(Dataset entries)
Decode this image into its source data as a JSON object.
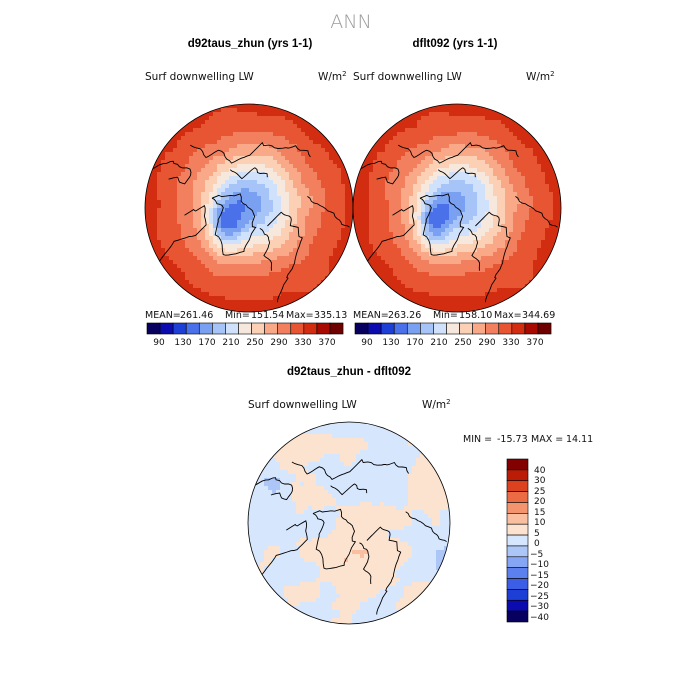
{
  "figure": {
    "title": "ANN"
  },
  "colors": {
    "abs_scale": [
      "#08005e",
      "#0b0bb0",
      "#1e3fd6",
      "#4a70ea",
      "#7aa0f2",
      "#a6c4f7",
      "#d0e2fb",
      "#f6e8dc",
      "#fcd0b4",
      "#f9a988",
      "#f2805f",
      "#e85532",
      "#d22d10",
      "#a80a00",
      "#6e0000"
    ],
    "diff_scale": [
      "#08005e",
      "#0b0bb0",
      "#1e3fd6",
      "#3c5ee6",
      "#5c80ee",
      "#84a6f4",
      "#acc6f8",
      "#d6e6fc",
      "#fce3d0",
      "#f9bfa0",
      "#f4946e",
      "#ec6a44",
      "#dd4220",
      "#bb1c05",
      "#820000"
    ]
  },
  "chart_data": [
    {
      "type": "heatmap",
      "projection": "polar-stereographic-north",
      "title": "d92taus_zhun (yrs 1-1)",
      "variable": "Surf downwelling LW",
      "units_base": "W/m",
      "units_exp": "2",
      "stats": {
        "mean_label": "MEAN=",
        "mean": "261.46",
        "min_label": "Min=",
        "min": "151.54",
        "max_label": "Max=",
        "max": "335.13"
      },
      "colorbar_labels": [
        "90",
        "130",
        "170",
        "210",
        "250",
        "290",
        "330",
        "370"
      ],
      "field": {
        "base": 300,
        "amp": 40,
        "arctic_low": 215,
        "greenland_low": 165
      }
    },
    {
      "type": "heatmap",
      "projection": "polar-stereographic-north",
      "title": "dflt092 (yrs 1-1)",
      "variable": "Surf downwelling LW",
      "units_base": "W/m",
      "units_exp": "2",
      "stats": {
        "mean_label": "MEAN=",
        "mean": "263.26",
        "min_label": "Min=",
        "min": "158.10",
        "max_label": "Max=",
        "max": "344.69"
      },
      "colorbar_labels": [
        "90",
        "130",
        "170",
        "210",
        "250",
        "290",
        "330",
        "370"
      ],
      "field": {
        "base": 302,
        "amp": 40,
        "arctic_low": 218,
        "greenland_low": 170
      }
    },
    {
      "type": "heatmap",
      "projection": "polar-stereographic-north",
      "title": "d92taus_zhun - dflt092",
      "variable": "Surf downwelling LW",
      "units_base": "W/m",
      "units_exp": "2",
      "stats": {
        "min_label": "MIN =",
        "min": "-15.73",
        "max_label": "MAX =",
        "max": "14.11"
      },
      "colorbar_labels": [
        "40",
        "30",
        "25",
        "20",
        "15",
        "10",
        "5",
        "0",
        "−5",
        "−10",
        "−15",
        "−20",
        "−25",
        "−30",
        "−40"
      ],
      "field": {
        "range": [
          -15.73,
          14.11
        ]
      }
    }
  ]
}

## [Goal]
Pictures are to be left out; the records above must be repeated word for word.

## [Reply]
Decode this image into its source data as a JSON object.
{
  "figure": {
    "title": "ANN"
  },
  "colors": {
    "abs_scale": [
      "#08005e",
      "#0b0bb0",
      "#1e3fd6",
      "#4a70ea",
      "#7aa0f2",
      "#a6c4f7",
      "#d0e2fb",
      "#f6e8dc",
      "#fcd0b4",
      "#f9a988",
      "#f2805f",
      "#e85532",
      "#d22d10",
      "#a80a00",
      "#6e0000"
    ],
    "diff_scale": [
      "#08005e",
      "#0b0bb0",
      "#1e3fd6",
      "#3c5ee6",
      "#5c80ee",
      "#84a6f4",
      "#acc6f8",
      "#d6e6fc",
      "#fce3d0",
      "#f9bfa0",
      "#f4946e",
      "#ec6a44",
      "#dd4220",
      "#bb1c05",
      "#820000"
    ]
  },
  "chart_data": [
    {
      "type": "heatmap",
      "projection": "polar-stereographic-north",
      "title": "d92taus_zhun (yrs 1-1)",
      "variable": "Surf downwelling LW",
      "units_base": "W/m",
      "units_exp": "2",
      "stats": {
        "mean_label": "MEAN=",
        "mean": "261.46",
        "min_label": "Min=",
        "min": "151.54",
        "max_label": "Max=",
        "max": "335.13"
      },
      "colorbar_labels": [
        "90",
        "130",
        "170",
        "210",
        "250",
        "290",
        "330",
        "370"
      ],
      "field": {
        "base": 300,
        "amp": 40,
        "arctic_low": 215,
        "greenland_low": 165
      }
    },
    {
      "type": "heatmap",
      "projection": "polar-stereographic-north",
      "title": "dflt092 (yrs 1-1)",
      "variable": "Surf downwelling LW",
      "units_base": "W/m",
      "units_exp": "2",
      "stats": {
        "mean_label": "MEAN=",
        "mean": "263.26",
        "min_label": "Min=",
        "min": "158.10",
        "max_label": "Max=",
        "max": "344.69"
      },
      "colorbar_labels": [
        "90",
        "130",
        "170",
        "210",
        "250",
        "290",
        "330",
        "370"
      ],
      "field": {
        "base": 302,
        "amp": 40,
        "arctic_low": 218,
        "greenland_low": 170
      }
    },
    {
      "type": "heatmap",
      "projection": "polar-stereographic-north",
      "title": "d92taus_zhun - dflt092",
      "variable": "Surf downwelling LW",
      "units_base": "W/m",
      "units_exp": "2",
      "stats": {
        "min_label": "MIN =",
        "min": "-15.73",
        "max_label": "MAX =",
        "max": "14.11"
      },
      "colorbar_labels": [
        "40",
        "30",
        "25",
        "20",
        "15",
        "10",
        "5",
        "0",
        "−5",
        "−10",
        "−15",
        "−20",
        "−25",
        "−30",
        "−40"
      ],
      "field": {
        "range": [
          -15.73,
          14.11
        ]
      }
    }
  ]
}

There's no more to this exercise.